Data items

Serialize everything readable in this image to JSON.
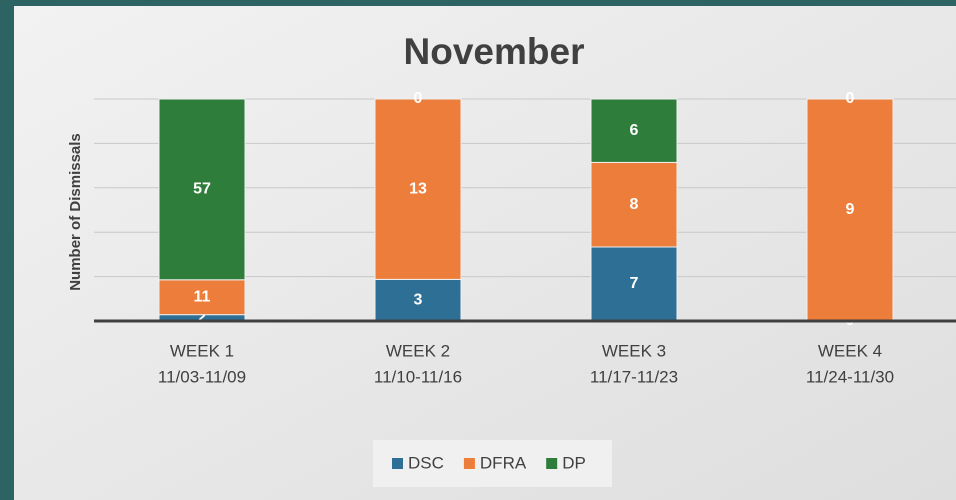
{
  "chart_data": {
    "type": "bar",
    "stack": "percent",
    "title": "November",
    "ylabel": "Number of Dismissals",
    "categories": [
      [
        "WEEK 1",
        "11/03-11/09"
      ],
      [
        "WEEK 2",
        "11/10-11/16"
      ],
      [
        "WEEK 3",
        "11/17-11/23"
      ],
      [
        "WEEK 4",
        "11/24-11/30"
      ]
    ],
    "series": [
      {
        "name": "DSC",
        "color": "#2e7095",
        "values": [
          2,
          3,
          7,
          0
        ]
      },
      {
        "name": "DFRA",
        "color": "#ed7d3a",
        "values": [
          11,
          13,
          8,
          9
        ]
      },
      {
        "name": "DP",
        "color": "#2f7d3b",
        "values": [
          57,
          0,
          6,
          0
        ]
      }
    ],
    "ylim": [
      0,
      100
    ],
    "yticks": [
      0,
      20,
      40,
      60,
      80,
      100
    ],
    "grid": true,
    "legend": "bottom"
  }
}
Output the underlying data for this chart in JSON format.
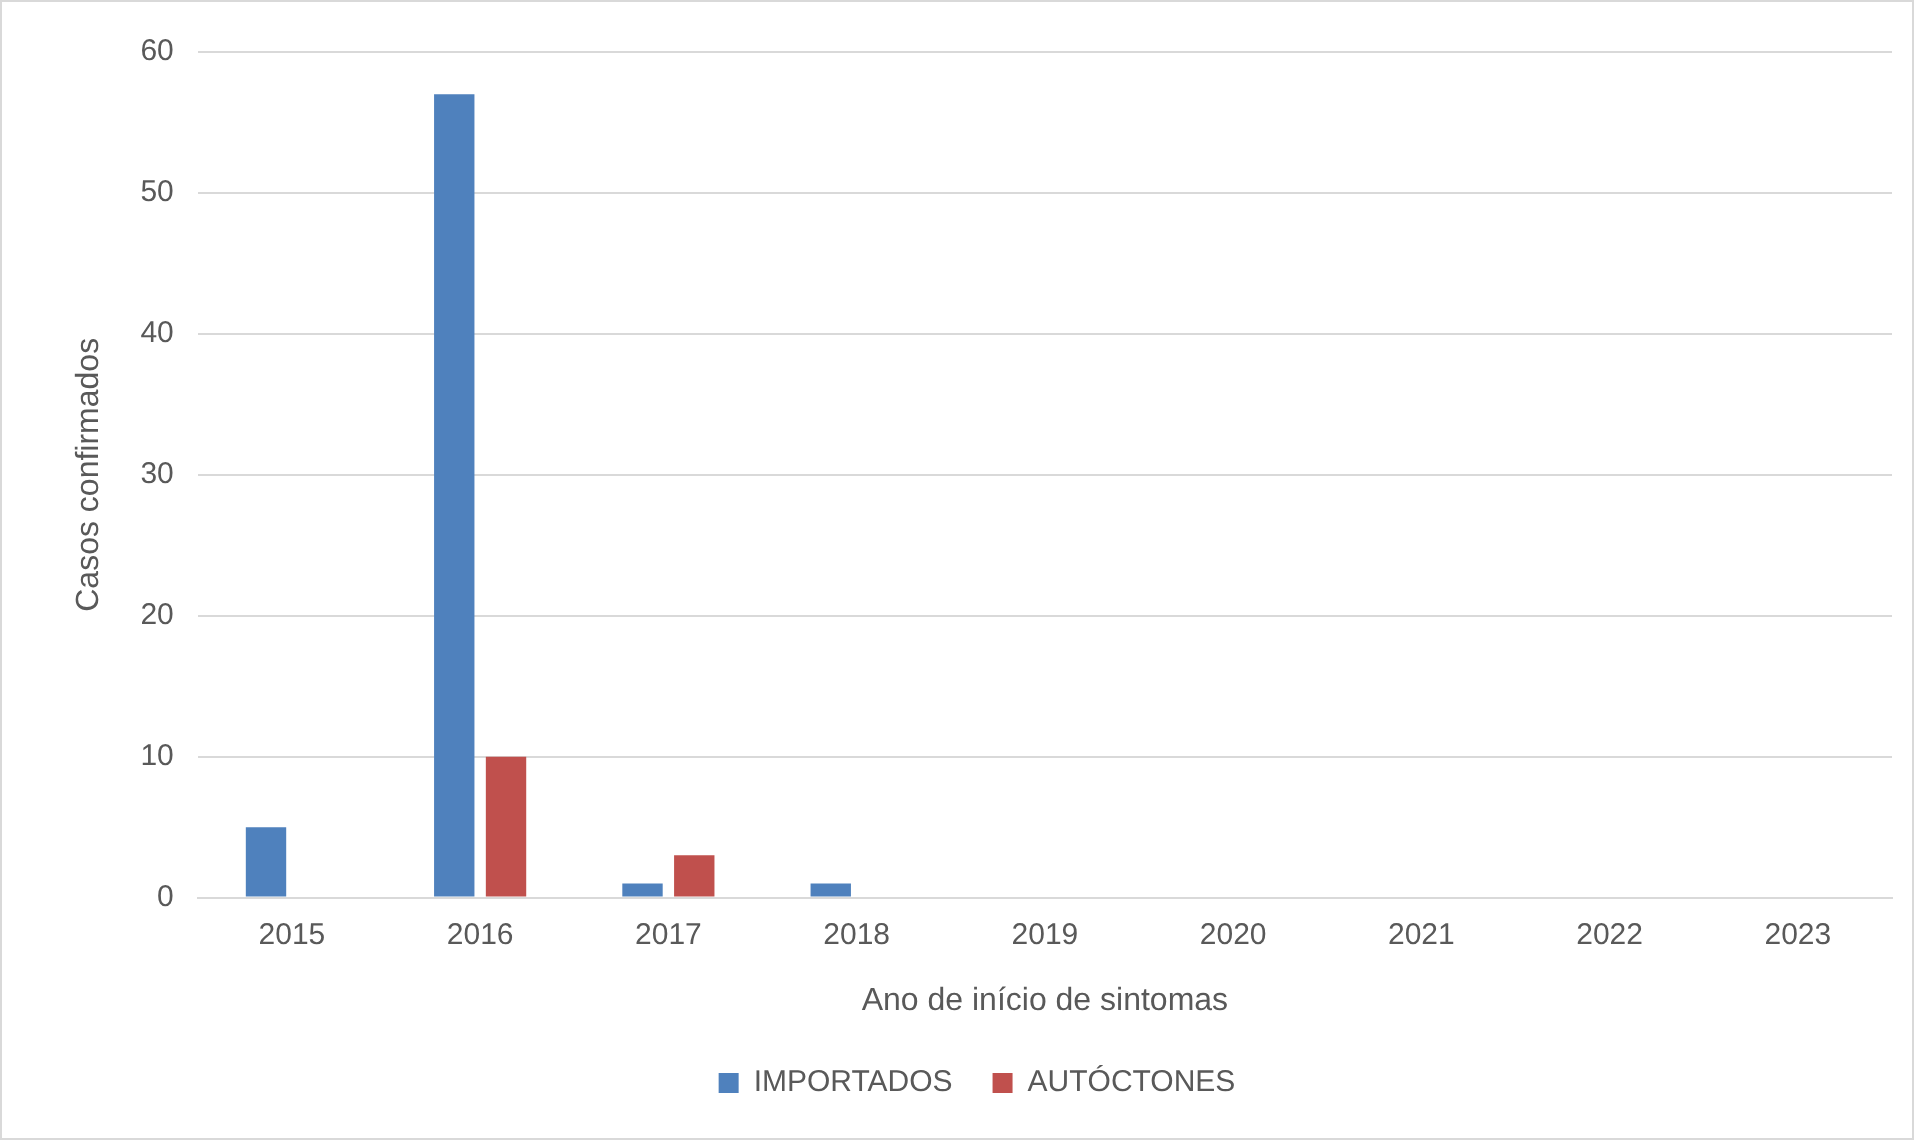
{
  "chart_data": {
    "type": "bar",
    "xlabel": "Ano de início de sintomas",
    "ylabel": "Casos confirmados",
    "categories": [
      "2015",
      "2016",
      "2017",
      "2018",
      "2019",
      "2020",
      "2021",
      "2022",
      "2023"
    ],
    "series": [
      {
        "name": "IMPORTADOS",
        "color": "#4f81bd",
        "values": [
          5,
          57,
          1,
          1,
          0,
          0,
          0,
          0,
          0
        ]
      },
      {
        "name": "AUTÓCTONES",
        "color": "#c0504d",
        "values": [
          0,
          10,
          3,
          0,
          0,
          0,
          0,
          0,
          0
        ]
      }
    ],
    "ylim": [
      0,
      60
    ],
    "yticks": [
      0,
      10,
      20,
      30,
      40,
      50,
      60
    ],
    "grid": "y",
    "legend": "bottom"
  }
}
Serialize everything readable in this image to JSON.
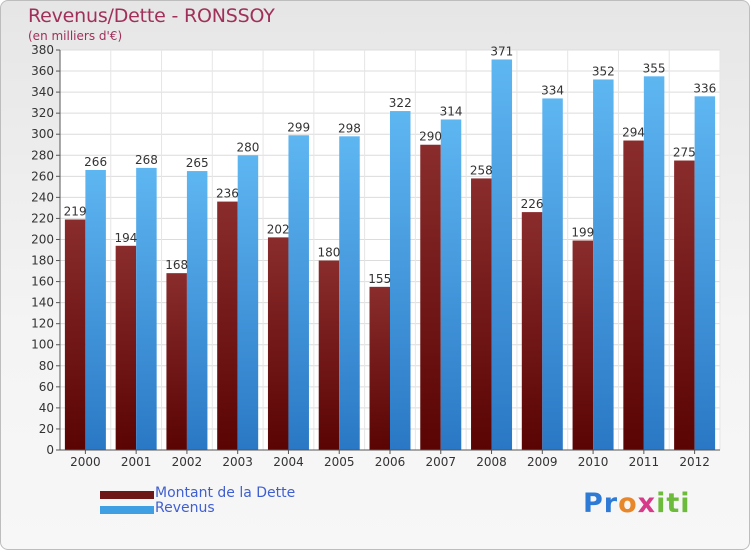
{
  "header": {
    "title": "Revenus/Dette - RONSSOY",
    "subtitle": "(en milliers d'€)"
  },
  "colors": {
    "dette": "#6e1717",
    "revenus": "#3f9fe2",
    "title": "#a0305a",
    "legend_text": "#3f5fd1"
  },
  "legend": {
    "items": [
      {
        "label": "Montant de la Dette",
        "color": "#6e1717"
      },
      {
        "label": "Revenus",
        "color": "#3f9fe2"
      }
    ]
  },
  "logo": {
    "text": "Proxiti",
    "parts": [
      "Pr",
      "o",
      "x",
      "iti"
    ]
  },
  "chart_data": {
    "type": "bar",
    "categories": [
      "2000",
      "2001",
      "2002",
      "2003",
      "2004",
      "2005",
      "2006",
      "2007",
      "2008",
      "2009",
      "2010",
      "2011",
      "2012"
    ],
    "series": [
      {
        "name": "Montant de la Dette",
        "values": [
          219,
          194,
          168,
          236,
          202,
          180,
          155,
          290,
          258,
          226,
          199,
          294,
          275
        ]
      },
      {
        "name": "Revenus",
        "values": [
          266,
          268,
          265,
          280,
          299,
          298,
          322,
          314,
          371,
          334,
          352,
          355,
          336
        ]
      }
    ],
    "ylim": [
      0,
      380
    ],
    "yticks": [
      0,
      20,
      40,
      60,
      80,
      100,
      120,
      140,
      160,
      180,
      200,
      220,
      240,
      260,
      280,
      300,
      320,
      340,
      360,
      380
    ],
    "grid": true,
    "legend_position": "bottom-left"
  }
}
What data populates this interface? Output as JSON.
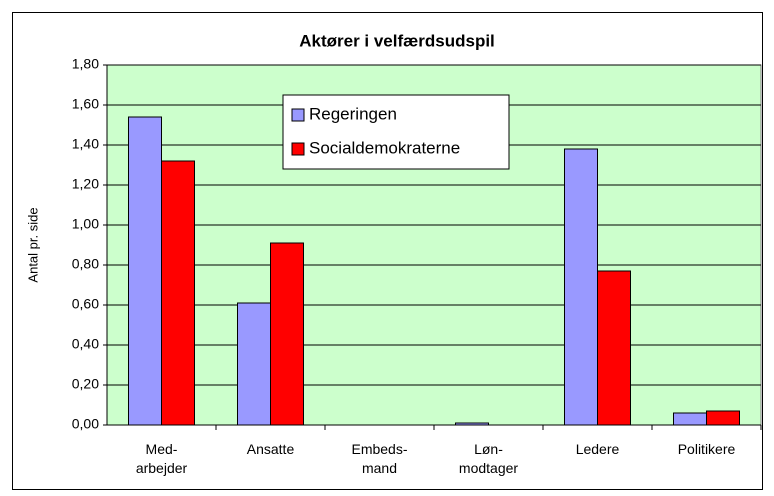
{
  "chart_data": {
    "type": "bar",
    "title": "Aktører i velfærdsudspil",
    "y_label": "Antal pr. side",
    "categories": [
      "Med-\narbejder",
      "Ansatte",
      "Embeds-\nmand",
      "Løn-\nmodtager",
      "Ledere",
      "Politikere"
    ],
    "series": [
      {
        "name": "Regeringen",
        "color": "#9999ff",
        "values": [
          1.54,
          0.61,
          0,
          0.01,
          1.38,
          0.06
        ]
      },
      {
        "name": "Socialdemokraterne",
        "color": "#ff0000",
        "values": [
          1.32,
          0.91,
          0,
          0,
          0.77,
          0.07
        ]
      }
    ],
    "ylim": [
      0,
      1.8
    ],
    "yticks": [
      {
        "value": 0,
        "label": "0,00"
      },
      {
        "value": 0.2,
        "label": "0,20"
      },
      {
        "value": 0.4,
        "label": "0,40"
      },
      {
        "value": 0.6,
        "label": "0,60"
      },
      {
        "value": 0.8,
        "label": "0,80"
      },
      {
        "value": 1.0,
        "label": "1,00"
      },
      {
        "value": 1.2,
        "label": "1,20"
      },
      {
        "value": 1.4,
        "label": "1,40"
      },
      {
        "value": 1.6,
        "label": "1,60"
      },
      {
        "value": 1.8,
        "label": "1,80"
      }
    ],
    "grid": true,
    "plot_background": "#ccffcc"
  }
}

PROBLEM
Drop the pictures and reproduce the rest of the entries above exactly.

ANSWER
Serialize everything readable in this image to JSON.
{
  "chart_data": {
    "type": "bar",
    "stack": "percent",
    "title": "November",
    "ylabel": "Number of Dismissals",
    "categories": [
      [
        "WEEK 1",
        "11/03-11/09"
      ],
      [
        "WEEK 2",
        "11/10-11/16"
      ],
      [
        "WEEK 3",
        "11/17-11/23"
      ],
      [
        "WEEK 4",
        "11/24-11/30"
      ]
    ],
    "series": [
      {
        "name": "DSC",
        "color": "#2e7095",
        "values": [
          2,
          3,
          7,
          0
        ]
      },
      {
        "name": "DFRA",
        "color": "#ed7d3a",
        "values": [
          11,
          13,
          8,
          9
        ]
      },
      {
        "name": "DP",
        "color": "#2f7d3b",
        "values": [
          57,
          0,
          6,
          0
        ]
      }
    ],
    "ylim": [
      0,
      100
    ],
    "yticks": [
      0,
      20,
      40,
      60,
      80,
      100
    ],
    "grid": true,
    "legend": "bottom"
  }
}
Output the underlying data for this chart in JSON format.
{
  "chart_data": {
    "type": "bar",
    "xlabel": "Ano de início de sintomas",
    "ylabel": "Casos confirmados",
    "categories": [
      "2015",
      "2016",
      "2017",
      "2018",
      "2019",
      "2020",
      "2021",
      "2022",
      "2023"
    ],
    "series": [
      {
        "name": "IMPORTADOS",
        "color": "#4f81bd",
        "values": [
          5,
          57,
          1,
          1,
          0,
          0,
          0,
          0,
          0
        ]
      },
      {
        "name": "AUTÓCTONES",
        "color": "#c0504d",
        "values": [
          0,
          10,
          3,
          0,
          0,
          0,
          0,
          0,
          0
        ]
      }
    ],
    "ylim": [
      0,
      60
    ],
    "yticks": [
      0,
      10,
      20,
      30,
      40,
      50,
      60
    ],
    "grid": "y",
    "legend": "bottom"
  }
}
Serialize everything readable in this image to JSON.
{
  "header": {
    "title": "Revenus/Dette - RONSSOY",
    "subtitle": "(en milliers d'€)"
  },
  "colors": {
    "dette": "#6e1717",
    "revenus": "#3f9fe2",
    "title": "#a0305a",
    "legend_text": "#3f5fd1"
  },
  "legend": {
    "items": [
      {
        "label": "Montant de la Dette",
        "color": "#6e1717"
      },
      {
        "label": "Revenus",
        "color": "#3f9fe2"
      }
    ]
  },
  "logo": {
    "text": "Proxiti",
    "parts": [
      "Pr",
      "o",
      "x",
      "iti"
    ]
  },
  "chart_data": {
    "type": "bar",
    "categories": [
      "2000",
      "2001",
      "2002",
      "2003",
      "2004",
      "2005",
      "2006",
      "2007",
      "2008",
      "2009",
      "2010",
      "2011",
      "2012"
    ],
    "series": [
      {
        "name": "Montant de la Dette",
        "values": [
          219,
          194,
          168,
          236,
          202,
          180,
          155,
          290,
          258,
          226,
          199,
          294,
          275
        ]
      },
      {
        "name": "Revenus",
        "values": [
          266,
          268,
          265,
          280,
          299,
          298,
          322,
          314,
          371,
          334,
          352,
          355,
          336
        ]
      }
    ],
    "ylim": [
      0,
      380
    ],
    "yticks": [
      0,
      20,
      40,
      60,
      80,
      100,
      120,
      140,
      160,
      180,
      200,
      220,
      240,
      260,
      280,
      300,
      320,
      340,
      360,
      380
    ],
    "grid": true,
    "legend_position": "bottom-left"
  }
}
What data populates this interface? Output as JSON.
{
  "chart_data": {
    "type": "bar",
    "title": "Aktører i velfærdsudspil",
    "y_label": "Antal pr. side",
    "categories": [
      "Med-\narbejder",
      "Ansatte",
      "Embeds-\nmand",
      "Løn-\nmodtager",
      "Ledere",
      "Politikere"
    ],
    "series": [
      {
        "name": "Regeringen",
        "color": "#9999ff",
        "values": [
          1.54,
          0.61,
          0,
          0.01,
          1.38,
          0.06
        ]
      },
      {
        "name": "Socialdemokraterne",
        "color": "#ff0000",
        "values": [
          1.32,
          0.91,
          0,
          0,
          0.77,
          0.07
        ]
      }
    ],
    "ylim": [
      0,
      1.8
    ],
    "yticks": [
      {
        "value": 0,
        "label": "0,00"
      },
      {
        "value": 0.2,
        "label": "0,20"
      },
      {
        "value": 0.4,
        "label": "0,40"
      },
      {
        "value": 0.6,
        "label": "0,60"
      },
      {
        "value": 0.8,
        "label": "0,80"
      },
      {
        "value": 1.0,
        "label": "1,00"
      },
      {
        "value": 1.2,
        "label": "1,20"
      },
      {
        "value": 1.4,
        "label": "1,40"
      },
      {
        "value": 1.6,
        "label": "1,60"
      },
      {
        "value": 1.8,
        "label": "1,80"
      }
    ],
    "grid": true,
    "plot_background": "#ccffcc"
  }
}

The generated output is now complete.